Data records
************

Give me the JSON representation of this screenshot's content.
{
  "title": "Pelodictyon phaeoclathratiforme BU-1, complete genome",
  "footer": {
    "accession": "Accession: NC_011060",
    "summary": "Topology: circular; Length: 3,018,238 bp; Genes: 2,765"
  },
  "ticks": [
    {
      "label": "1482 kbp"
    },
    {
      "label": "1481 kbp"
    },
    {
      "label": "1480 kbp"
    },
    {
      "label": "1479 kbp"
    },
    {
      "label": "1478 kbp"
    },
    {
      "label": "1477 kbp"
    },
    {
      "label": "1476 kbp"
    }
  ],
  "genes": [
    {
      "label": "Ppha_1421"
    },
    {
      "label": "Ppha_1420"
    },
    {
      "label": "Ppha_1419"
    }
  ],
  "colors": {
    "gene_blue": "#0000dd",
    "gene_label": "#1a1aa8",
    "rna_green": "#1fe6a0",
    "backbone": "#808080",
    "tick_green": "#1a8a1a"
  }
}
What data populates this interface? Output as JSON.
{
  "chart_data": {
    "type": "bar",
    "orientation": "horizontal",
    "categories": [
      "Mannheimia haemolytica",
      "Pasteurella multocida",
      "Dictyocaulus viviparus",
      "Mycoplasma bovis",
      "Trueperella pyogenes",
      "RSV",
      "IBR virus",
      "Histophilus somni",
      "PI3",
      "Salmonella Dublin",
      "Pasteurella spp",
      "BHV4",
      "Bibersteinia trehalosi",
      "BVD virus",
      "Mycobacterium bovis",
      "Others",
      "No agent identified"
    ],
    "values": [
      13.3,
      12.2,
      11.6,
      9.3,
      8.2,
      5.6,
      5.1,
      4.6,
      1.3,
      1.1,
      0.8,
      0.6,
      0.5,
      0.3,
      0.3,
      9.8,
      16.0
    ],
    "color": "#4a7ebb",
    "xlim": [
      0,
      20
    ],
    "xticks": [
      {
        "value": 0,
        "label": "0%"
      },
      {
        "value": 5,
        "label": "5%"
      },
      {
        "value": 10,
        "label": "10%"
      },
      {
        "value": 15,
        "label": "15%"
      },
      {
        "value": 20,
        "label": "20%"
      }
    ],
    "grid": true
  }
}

************

Work to complete: Would you output the lines from the one that contains "What data populates" to the end of the data, both ends included, exactly as they appear?

Response to the task:
What data populates this interface? Output as JSON.
{
  "chart_data": {
    "type": "bar",
    "orientation": "horizontal",
    "categories": [
      "Mannheimia haemolytica",
      "Pasteurella multocida",
      "Dictyocaulus viviparus",
      "Mycoplasma bovis",
      "Trueperella pyogenes",
      "RSV",
      "IBR virus",
      "Histophilus somni",
      "PI3",
      "Salmonella Dublin",
      "Pasteurella spp",
      "BHV4",
      "Bibersteinia trehalosi",
      "BVD virus",
      "Mycobacterium bovis",
      "Others",
      "No agent identified"
    ],
    "values": [
      13.3,
      12.2,
      11.6,
      9.3,
      8.2,
      5.6,
      5.1,
      4.6,
      1.3,
      1.1,
      0.8,
      0.6,
      0.5,
      0.3,
      0.3,
      9.8,
      16.0
    ],
    "color": "#4a7ebb",
    "xlim": [
      0,
      20
    ],
    "xticks": [
      {
        "value": 0,
        "label": "0%"
      },
      {
        "value": 5,
        "label": "5%"
      },
      {
        "value": 10,
        "label": "10%"
      },
      {
        "value": 15,
        "label": "15%"
      },
      {
        "value": 20,
        "label": "20%"
      }
    ],
    "grid": true
  }
}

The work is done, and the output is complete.